Task to complete »
Change every "Crossfade" in the entries below to "X-Fade" and give them again, with everything else left the same.

Record list »
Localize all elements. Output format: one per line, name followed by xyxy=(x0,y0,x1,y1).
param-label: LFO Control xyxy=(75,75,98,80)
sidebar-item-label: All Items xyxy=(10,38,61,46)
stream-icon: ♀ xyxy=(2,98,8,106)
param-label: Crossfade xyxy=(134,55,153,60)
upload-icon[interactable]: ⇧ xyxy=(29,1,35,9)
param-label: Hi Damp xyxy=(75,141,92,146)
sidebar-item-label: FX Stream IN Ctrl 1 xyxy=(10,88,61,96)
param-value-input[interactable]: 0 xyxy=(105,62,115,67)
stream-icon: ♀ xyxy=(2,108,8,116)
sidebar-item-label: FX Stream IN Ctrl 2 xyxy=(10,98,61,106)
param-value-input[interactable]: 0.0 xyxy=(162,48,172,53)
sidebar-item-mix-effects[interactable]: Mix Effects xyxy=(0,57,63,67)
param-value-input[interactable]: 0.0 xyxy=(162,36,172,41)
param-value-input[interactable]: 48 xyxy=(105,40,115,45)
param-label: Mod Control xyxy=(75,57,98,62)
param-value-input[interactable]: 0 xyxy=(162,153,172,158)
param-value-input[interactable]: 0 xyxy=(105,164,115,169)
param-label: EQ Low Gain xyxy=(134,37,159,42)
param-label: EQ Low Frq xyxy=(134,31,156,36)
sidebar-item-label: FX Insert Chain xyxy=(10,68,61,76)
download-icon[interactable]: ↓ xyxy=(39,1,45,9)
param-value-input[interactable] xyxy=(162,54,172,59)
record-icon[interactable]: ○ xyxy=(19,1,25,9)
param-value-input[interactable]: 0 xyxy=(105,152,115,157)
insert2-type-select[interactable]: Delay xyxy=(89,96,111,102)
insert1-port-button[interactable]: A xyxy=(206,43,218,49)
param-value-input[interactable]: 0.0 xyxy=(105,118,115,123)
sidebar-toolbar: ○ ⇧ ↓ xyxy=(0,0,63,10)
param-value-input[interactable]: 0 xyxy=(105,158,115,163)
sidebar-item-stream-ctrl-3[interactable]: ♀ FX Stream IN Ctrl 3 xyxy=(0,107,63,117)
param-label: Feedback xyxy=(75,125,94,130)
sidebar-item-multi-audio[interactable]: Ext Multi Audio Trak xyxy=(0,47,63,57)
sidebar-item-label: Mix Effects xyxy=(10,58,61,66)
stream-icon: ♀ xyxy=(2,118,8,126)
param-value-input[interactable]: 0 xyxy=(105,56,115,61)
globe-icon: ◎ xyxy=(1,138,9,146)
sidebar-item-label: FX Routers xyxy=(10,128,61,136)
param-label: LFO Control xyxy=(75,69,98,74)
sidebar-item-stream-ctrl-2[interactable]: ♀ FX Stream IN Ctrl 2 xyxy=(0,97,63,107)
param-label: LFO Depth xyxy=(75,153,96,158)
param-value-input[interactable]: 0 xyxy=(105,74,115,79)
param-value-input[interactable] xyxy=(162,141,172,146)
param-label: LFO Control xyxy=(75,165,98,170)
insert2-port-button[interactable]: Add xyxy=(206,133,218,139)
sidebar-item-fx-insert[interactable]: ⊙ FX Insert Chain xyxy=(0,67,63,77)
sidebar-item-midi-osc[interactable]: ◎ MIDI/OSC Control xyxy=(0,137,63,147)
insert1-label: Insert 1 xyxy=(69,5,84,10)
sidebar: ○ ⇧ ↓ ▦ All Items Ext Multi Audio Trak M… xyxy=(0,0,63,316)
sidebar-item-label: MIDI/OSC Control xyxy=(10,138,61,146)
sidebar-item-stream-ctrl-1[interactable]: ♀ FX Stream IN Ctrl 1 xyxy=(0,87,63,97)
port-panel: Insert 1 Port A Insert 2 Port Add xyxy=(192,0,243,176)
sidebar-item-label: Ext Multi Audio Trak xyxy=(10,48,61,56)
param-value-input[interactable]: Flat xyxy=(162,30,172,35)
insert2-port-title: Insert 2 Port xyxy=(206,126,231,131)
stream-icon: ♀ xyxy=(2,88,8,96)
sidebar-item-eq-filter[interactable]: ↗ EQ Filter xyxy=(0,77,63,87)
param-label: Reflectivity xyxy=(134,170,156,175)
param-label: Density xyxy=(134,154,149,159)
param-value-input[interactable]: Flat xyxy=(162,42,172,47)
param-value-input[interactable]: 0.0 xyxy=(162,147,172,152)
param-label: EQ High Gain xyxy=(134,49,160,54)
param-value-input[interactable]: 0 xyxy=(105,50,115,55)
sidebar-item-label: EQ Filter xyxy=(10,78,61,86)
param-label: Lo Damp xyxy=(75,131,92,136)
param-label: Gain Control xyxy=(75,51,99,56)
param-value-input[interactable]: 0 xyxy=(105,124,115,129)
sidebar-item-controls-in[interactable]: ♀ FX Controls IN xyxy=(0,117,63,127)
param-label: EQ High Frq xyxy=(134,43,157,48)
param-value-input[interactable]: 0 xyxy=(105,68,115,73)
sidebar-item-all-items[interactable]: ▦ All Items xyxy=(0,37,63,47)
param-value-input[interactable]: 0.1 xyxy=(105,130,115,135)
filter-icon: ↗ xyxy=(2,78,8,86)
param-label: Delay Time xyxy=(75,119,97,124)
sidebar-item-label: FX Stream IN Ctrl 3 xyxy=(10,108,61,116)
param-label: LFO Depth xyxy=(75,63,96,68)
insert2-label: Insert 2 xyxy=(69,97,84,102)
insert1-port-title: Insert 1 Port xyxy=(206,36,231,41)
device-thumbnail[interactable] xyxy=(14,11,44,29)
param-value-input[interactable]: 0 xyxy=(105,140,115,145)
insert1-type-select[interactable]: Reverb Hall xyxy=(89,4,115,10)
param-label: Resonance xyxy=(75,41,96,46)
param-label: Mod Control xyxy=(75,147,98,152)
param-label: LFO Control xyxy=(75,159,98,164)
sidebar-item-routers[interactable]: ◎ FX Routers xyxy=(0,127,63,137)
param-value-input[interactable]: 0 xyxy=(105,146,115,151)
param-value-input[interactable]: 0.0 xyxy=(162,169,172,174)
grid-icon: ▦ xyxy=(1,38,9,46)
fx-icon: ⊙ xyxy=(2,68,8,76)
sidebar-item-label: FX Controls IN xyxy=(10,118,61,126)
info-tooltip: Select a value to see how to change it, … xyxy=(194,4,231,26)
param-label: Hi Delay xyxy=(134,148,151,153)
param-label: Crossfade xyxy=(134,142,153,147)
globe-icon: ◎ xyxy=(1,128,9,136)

Result of the exercise »
Localize all elements. Output format: one per line, name followed by xyxy=(x0,y0,x1,y1).
param-label: LFO Control xyxy=(75,75,98,80)
sidebar-item-label: All Items xyxy=(10,38,61,46)
stream-icon: ♀ xyxy=(2,98,8,106)
param-label: X-Fade xyxy=(134,55,153,60)
upload-icon[interactable]: ⇧ xyxy=(29,1,35,9)
param-label: Hi Damp xyxy=(75,141,92,146)
sidebar-item-label: FX Stream IN Ctrl 1 xyxy=(10,88,61,96)
param-value-input[interactable]: 0 xyxy=(105,62,115,67)
stream-icon: ♀ xyxy=(2,108,8,116)
sidebar-item-label: FX Stream IN Ctrl 2 xyxy=(10,98,61,106)
param-value-input[interactable]: 0.0 xyxy=(162,48,172,53)
sidebar-item-mix-effects[interactable]: Mix Effects xyxy=(0,57,63,67)
param-value-input[interactable]: 0.0 xyxy=(162,36,172,41)
param-value-input[interactable]: 48 xyxy=(105,40,115,45)
param-label: Mod Control xyxy=(75,57,98,62)
param-value-input[interactable]: 0 xyxy=(162,153,172,158)
param-value-input[interactable]: 0 xyxy=(105,164,115,169)
param-label: EQ Low Gain xyxy=(134,37,159,42)
param-label: EQ Low Frq xyxy=(134,31,156,36)
sidebar-item-label: FX Insert Chain xyxy=(10,68,61,76)
download-icon[interactable]: ↓ xyxy=(39,1,45,9)
param-value-input[interactable] xyxy=(162,54,172,59)
record-icon[interactable]: ○ xyxy=(19,1,25,9)
param-value-input[interactable]: 0 xyxy=(105,152,115,157)
insert2-type-select[interactable]: Delay xyxy=(89,96,111,102)
insert1-port-button[interactable]: A xyxy=(206,43,218,49)
param-value-input[interactable]: 0.0 xyxy=(105,118,115,123)
sidebar-toolbar: ○ ⇧ ↓ xyxy=(0,0,63,10)
param-value-input[interactable]: 0 xyxy=(105,158,115,163)
sidebar-item-stream-ctrl-3[interactable]: ♀ FX Stream IN Ctrl 3 xyxy=(0,107,63,117)
param-label: Feedback xyxy=(75,125,94,130)
sidebar-item-multi-audio[interactable]: Ext Multi Audio Trak xyxy=(0,47,63,57)
sidebar-item-label: Mix Effects xyxy=(10,58,61,66)
stream-icon: ♀ xyxy=(2,118,8,126)
param-value-input[interactable]: 0 xyxy=(105,56,115,61)
globe-icon: ◎ xyxy=(1,138,9,146)
sidebar-item-label: FX Routers xyxy=(10,128,61,136)
param-label: LFO Control xyxy=(75,69,98,74)
sidebar-item-stream-ctrl-2[interactable]: ♀ FX Stream IN Ctrl 2 xyxy=(0,97,63,107)
param-label: LFO Depth xyxy=(75,153,96,158)
param-value-input[interactable]: 0 xyxy=(105,74,115,79)
param-value-input[interactable] xyxy=(162,141,172,146)
param-label: LFO Control xyxy=(75,165,98,170)
insert2-port-button[interactable]: Add xyxy=(206,133,218,139)
sidebar-item-fx-insert[interactable]: ⊙ FX Insert Chain xyxy=(0,67,63,77)
sidebar-item-midi-osc[interactable]: ◎ MIDI/OSC Control xyxy=(0,137,63,147)
insert1-label: Insert 1 xyxy=(69,5,84,10)
sidebar: ○ ⇧ ↓ ▦ All Items Ext Multi Audio Trak M… xyxy=(0,0,63,316)
sidebar-item-label: MIDI/OSC Control xyxy=(10,138,61,146)
sidebar-item-stream-ctrl-1[interactable]: ♀ FX Stream IN Ctrl 1 xyxy=(0,87,63,97)
port-panel: Insert 1 Port A Insert 2 Port Add xyxy=(192,0,243,176)
sidebar-item-label: Ext Multi Audio Trak xyxy=(10,48,61,56)
param-value-input[interactable]: Flat xyxy=(162,30,172,35)
insert2-port-title: Insert 2 Port xyxy=(206,126,231,131)
stream-icon: ♀ xyxy=(2,88,8,96)
sidebar-item-eq-filter[interactable]: ↗ EQ Filter xyxy=(0,77,63,87)
param-label: Reflectivity xyxy=(134,170,156,175)
param-label: Density xyxy=(134,154,149,159)
param-value-input[interactable]: Flat xyxy=(162,42,172,47)
param-value-input[interactable]: 0.0 xyxy=(162,147,172,152)
param-label: EQ High Gain xyxy=(134,49,160,54)
param-value-input[interactable]: 0 xyxy=(105,50,115,55)
sidebar-item-label: EQ Filter xyxy=(10,78,61,86)
param-label: Lo Damp xyxy=(75,131,92,136)
param-label: Gain Control xyxy=(75,51,99,56)
param-value-input[interactable]: 0 xyxy=(105,124,115,129)
sidebar-item-controls-in[interactable]: ♀ FX Controls IN xyxy=(0,117,63,127)
param-label: EQ High Frq xyxy=(134,43,157,48)
param-value-input[interactable]: 0 xyxy=(105,68,115,73)
sidebar-item-all-items[interactable]: ▦ All Items xyxy=(0,37,63,47)
param-value-input[interactable]: 0.1 xyxy=(105,130,115,135)
filter-icon: ↗ xyxy=(2,78,8,86)
param-label: Delay Time xyxy=(75,119,97,124)
sidebar-item-label: FX Stream IN Ctrl 3 xyxy=(10,108,61,116)
param-label: LFO Depth xyxy=(75,63,96,68)
insert2-label: Insert 2 xyxy=(69,97,84,102)
insert1-port-title: Insert 1 Port xyxy=(206,36,231,41)
device-thumbnail[interactable] xyxy=(14,11,44,29)
param-value-input[interactable]: 0 xyxy=(105,140,115,145)
insert1-type-select[interactable]: Reverb Hall xyxy=(89,4,115,10)
param-label: Resonance xyxy=(75,41,96,46)
param-label: Mod Control xyxy=(75,147,98,152)
param-label: LFO Control xyxy=(75,159,98,164)
sidebar-item-routers[interactable]: ◎ FX Routers xyxy=(0,127,63,137)
param-value-input[interactable]: 0 xyxy=(105,146,115,151)
param-value-input[interactable]: 0.0 xyxy=(162,169,172,174)
grid-icon: ▦ xyxy=(1,38,9,46)
fx-icon: ⊙ xyxy=(2,68,8,76)
sidebar-item-label: FX Controls IN xyxy=(10,118,61,126)
info-tooltip: Select a value to see how to change it, … xyxy=(194,4,231,26)
param-label: Hi Delay xyxy=(134,148,151,153)
param-label: X-Fade xyxy=(134,142,153,147)
globe-icon: ◎ xyxy=(1,128,9,136)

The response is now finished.